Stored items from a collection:
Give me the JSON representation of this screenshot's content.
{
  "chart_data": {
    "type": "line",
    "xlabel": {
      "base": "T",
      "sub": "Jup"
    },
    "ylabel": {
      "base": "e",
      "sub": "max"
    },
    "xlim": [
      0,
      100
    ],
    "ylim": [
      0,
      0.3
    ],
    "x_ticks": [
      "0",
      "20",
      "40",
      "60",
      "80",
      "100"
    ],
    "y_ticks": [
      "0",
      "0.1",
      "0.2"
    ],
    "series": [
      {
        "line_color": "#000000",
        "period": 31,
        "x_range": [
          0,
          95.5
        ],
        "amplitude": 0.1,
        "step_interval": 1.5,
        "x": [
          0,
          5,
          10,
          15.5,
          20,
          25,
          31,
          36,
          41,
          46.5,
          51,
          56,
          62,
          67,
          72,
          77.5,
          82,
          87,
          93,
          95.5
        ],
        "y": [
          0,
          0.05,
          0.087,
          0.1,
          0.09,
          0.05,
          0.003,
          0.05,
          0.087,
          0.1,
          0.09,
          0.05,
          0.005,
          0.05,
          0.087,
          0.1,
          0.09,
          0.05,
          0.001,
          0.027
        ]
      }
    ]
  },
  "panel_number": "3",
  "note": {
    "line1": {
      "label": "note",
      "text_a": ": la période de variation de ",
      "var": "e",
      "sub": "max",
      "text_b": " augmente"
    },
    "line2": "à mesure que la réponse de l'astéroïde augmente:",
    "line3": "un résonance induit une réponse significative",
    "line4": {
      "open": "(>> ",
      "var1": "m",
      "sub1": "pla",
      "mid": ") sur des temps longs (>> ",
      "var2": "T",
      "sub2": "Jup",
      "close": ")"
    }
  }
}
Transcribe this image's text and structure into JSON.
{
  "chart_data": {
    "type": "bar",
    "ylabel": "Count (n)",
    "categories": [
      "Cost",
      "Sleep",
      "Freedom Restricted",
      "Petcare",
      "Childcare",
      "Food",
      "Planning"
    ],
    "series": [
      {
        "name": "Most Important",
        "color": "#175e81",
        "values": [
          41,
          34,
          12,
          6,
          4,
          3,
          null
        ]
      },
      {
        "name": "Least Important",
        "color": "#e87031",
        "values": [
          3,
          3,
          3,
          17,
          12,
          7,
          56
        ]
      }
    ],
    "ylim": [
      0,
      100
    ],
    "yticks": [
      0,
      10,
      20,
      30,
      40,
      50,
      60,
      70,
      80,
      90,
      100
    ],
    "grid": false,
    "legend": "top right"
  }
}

What the exercise asks
Pick out each line containing "JSON" and report it.

Result of the exercise
Give me the JSON representation of this screenshot's content.
Transcribe this image's text and structure into JSON.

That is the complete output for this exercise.